_Task goal:_
Print each line of the listing once more, precisely as given.

(Data items)
:::

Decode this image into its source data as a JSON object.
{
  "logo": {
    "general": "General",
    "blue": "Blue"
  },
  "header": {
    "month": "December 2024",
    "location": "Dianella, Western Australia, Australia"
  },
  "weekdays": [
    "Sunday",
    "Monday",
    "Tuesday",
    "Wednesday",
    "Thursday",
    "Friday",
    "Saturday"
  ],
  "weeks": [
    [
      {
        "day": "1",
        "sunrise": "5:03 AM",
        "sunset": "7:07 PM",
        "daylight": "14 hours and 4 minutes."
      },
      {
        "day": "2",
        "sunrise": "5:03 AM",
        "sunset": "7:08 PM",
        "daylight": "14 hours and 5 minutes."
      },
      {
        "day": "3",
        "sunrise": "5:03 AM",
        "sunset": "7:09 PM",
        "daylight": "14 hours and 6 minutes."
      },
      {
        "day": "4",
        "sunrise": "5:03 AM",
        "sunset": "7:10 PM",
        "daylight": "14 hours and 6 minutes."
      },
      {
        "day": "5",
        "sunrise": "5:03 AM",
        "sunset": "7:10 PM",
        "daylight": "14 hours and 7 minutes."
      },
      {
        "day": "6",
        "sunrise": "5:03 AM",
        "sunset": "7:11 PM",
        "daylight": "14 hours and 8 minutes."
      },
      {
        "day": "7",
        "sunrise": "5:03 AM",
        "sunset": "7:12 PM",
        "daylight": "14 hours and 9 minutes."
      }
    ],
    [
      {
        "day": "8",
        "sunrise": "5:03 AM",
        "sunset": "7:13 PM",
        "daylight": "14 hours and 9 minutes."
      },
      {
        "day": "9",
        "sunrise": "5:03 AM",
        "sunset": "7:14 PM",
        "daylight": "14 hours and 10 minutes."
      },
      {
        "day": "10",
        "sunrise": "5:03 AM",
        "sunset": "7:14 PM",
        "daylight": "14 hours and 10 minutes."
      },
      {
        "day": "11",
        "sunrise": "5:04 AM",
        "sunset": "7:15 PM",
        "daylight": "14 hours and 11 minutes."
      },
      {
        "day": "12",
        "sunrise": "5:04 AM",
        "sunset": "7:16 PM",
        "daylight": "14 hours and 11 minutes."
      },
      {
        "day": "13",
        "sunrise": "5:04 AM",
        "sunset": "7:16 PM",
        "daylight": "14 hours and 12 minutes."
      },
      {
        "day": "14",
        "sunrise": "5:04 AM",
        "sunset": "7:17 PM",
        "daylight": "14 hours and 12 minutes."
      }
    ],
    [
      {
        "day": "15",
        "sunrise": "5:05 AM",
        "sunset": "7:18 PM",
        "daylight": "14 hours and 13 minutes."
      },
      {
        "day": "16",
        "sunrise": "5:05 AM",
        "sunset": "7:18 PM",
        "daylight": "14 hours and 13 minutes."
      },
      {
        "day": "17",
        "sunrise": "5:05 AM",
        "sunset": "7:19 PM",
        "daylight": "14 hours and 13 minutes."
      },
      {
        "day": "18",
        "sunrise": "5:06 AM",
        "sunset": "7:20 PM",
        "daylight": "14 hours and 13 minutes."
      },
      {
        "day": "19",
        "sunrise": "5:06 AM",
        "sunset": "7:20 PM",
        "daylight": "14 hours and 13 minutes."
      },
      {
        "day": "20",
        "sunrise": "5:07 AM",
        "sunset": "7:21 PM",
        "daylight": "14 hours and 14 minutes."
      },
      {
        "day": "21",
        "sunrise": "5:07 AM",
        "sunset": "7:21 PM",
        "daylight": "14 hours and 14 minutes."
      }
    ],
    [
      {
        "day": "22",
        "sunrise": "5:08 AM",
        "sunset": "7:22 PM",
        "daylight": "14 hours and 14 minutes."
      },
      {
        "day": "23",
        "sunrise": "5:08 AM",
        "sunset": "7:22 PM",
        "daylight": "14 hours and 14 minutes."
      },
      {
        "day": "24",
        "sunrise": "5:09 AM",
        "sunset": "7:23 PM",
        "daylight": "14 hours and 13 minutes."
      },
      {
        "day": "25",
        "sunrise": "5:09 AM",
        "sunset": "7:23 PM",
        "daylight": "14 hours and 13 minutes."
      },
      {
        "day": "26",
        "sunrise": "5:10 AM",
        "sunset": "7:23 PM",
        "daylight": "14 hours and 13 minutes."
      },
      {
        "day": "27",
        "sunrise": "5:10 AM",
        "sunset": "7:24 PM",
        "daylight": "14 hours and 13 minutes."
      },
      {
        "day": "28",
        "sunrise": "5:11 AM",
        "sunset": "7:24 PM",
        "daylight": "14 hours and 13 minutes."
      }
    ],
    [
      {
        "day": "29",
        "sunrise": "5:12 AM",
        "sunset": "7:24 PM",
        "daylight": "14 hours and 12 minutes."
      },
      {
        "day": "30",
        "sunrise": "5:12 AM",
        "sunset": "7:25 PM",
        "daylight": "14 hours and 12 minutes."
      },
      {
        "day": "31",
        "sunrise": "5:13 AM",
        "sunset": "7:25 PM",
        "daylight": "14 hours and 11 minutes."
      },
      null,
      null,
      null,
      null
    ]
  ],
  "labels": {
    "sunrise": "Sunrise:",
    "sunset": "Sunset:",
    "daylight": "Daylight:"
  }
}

:::

_Result for this exercise:_
Decode this image into its source data as a JSON object.
{
  "logo": {
    "general": "General",
    "blue": "Blue"
  },
  "header": {
    "month": "December 2024",
    "location": "Dianella, Western Australia, Australia"
  },
  "weekdays": [
    "Sunday",
    "Monday",
    "Tuesday",
    "Wednesday",
    "Thursday",
    "Friday",
    "Saturday"
  ],
  "weeks": [
    [
      {
        "day": "1",
        "sunrise": "5:03 AM",
        "sunset": "7:07 PM",
        "daylight": "14 hours and 4 minutes."
      },
      {
        "day": "2",
        "sunrise": "5:03 AM",
        "sunset": "7:08 PM",
        "daylight": "14 hours and 5 minutes."
      },
      {
        "day": "3",
        "sunrise": "5:03 AM",
        "sunset": "7:09 PM",
        "daylight": "14 hours and 6 minutes."
      },
      {
        "day": "4",
        "sunrise": "5:03 AM",
        "sunset": "7:10 PM",
        "daylight": "14 hours and 6 minutes."
      },
      {
        "day": "5",
        "sunrise": "5:03 AM",
        "sunset": "7:10 PM",
        "daylight": "14 hours and 7 minutes."
      },
      {
        "day": "6",
        "sunrise": "5:03 AM",
        "sunset": "7:11 PM",
        "daylight": "14 hours and 8 minutes."
      },
      {
        "day": "7",
        "sunrise": "5:03 AM",
        "sunset": "7:12 PM",
        "daylight": "14 hours and 9 minutes."
      }
    ],
    [
      {
        "day": "8",
        "sunrise": "5:03 AM",
        "sunset": "7:13 PM",
        "daylight": "14 hours and 9 minutes."
      },
      {
        "day": "9",
        "sunrise": "5:03 AM",
        "sunset": "7:14 PM",
        "daylight": "14 hours and 10 minutes."
      },
      {
        "day": "10",
        "sunrise": "5:03 AM",
        "sunset": "7:14 PM",
        "daylight": "14 hours and 10 minutes."
      },
      {
        "day": "11",
        "sunrise": "5:04 AM",
        "sunset": "7:15 PM",
        "daylight": "14 hours and 11 minutes."
      },
      {
        "day": "12",
        "sunrise": "5:04 AM",
        "sunset": "7:16 PM",
        "daylight": "14 hours and 11 minutes."
      },
      {
        "day": "13",
        "sunrise": "5:04 AM",
        "sunset": "7:16 PM",
        "daylight": "14 hours and 12 minutes."
      },
      {
        "day": "14",
        "sunrise": "5:04 AM",
        "sunset": "7:17 PM",
        "daylight": "14 hours and 12 minutes."
      }
    ],
    [
      {
        "day": "15",
        "sunrise": "5:05 AM",
        "sunset": "7:18 PM",
        "daylight": "14 hours and 13 minutes."
      },
      {
        "day": "16",
        "sunrise": "5:05 AM",
        "sunset": "7:18 PM",
        "daylight": "14 hours and 13 minutes."
      },
      {
        "day": "17",
        "sunrise": "5:05 AM",
        "sunset": "7:19 PM",
        "daylight": "14 hours and 13 minutes."
      },
      {
        "day": "18",
        "sunrise": "5:06 AM",
        "sunset": "7:20 PM",
        "daylight": "14 hours and 13 minutes."
      },
      {
        "day": "19",
        "sunrise": "5:06 AM",
        "sunset": "7:20 PM",
        "daylight": "14 hours and 13 minutes."
      },
      {
        "day": "20",
        "sunrise": "5:07 AM",
        "sunset": "7:21 PM",
        "daylight": "14 hours and 14 minutes."
      },
      {
        "day": "21",
        "sunrise": "5:07 AM",
        "sunset": "7:21 PM",
        "daylight": "14 hours and 14 minutes."
      }
    ],
    [
      {
        "day": "22",
        "sunrise": "5:08 AM",
        "sunset": "7:22 PM",
        "daylight": "14 hours and 14 minutes."
      },
      {
        "day": "23",
        "sunrise": "5:08 AM",
        "sunset": "7:22 PM",
        "daylight": "14 hours and 14 minutes."
      },
      {
        "day": "24",
        "sunrise": "5:09 AM",
        "sunset": "7:23 PM",
        "daylight": "14 hours and 13 minutes."
      },
      {
        "day": "25",
        "sunrise": "5:09 AM",
        "sunset": "7:23 PM",
        "daylight": "14 hours and 13 minutes."
      },
      {
        "day": "26",
        "sunrise": "5:10 AM",
        "sunset": "7:23 PM",
        "daylight": "14 hours and 13 minutes."
      },
      {
        "day": "27",
        "sunrise": "5:10 AM",
        "sunset": "7:24 PM",
        "daylight": "14 hours and 13 minutes."
      },
      {
        "day": "28",
        "sunrise": "5:11 AM",
        "sunset": "7:24 PM",
        "daylight": "14 hours and 13 minutes."
      }
    ],
    [
      {
        "day": "29",
        "sunrise": "5:12 AM",
        "sunset": "7:24 PM",
        "daylight": "14 hours and 12 minutes."
      },
      {
        "day": "30",
        "sunrise": "5:12 AM",
        "sunset": "7:25 PM",
        "daylight": "14 hours and 12 minutes."
      },
      {
        "day": "31",
        "sunrise": "5:13 AM",
        "sunset": "7:25 PM",
        "daylight": "14 hours and 11 minutes."
      },
      null,
      null,
      null,
      null
    ]
  ],
  "labels": {
    "sunrise": "Sunrise:",
    "sunset": "Sunset:",
    "daylight": "Daylight:"
  }
}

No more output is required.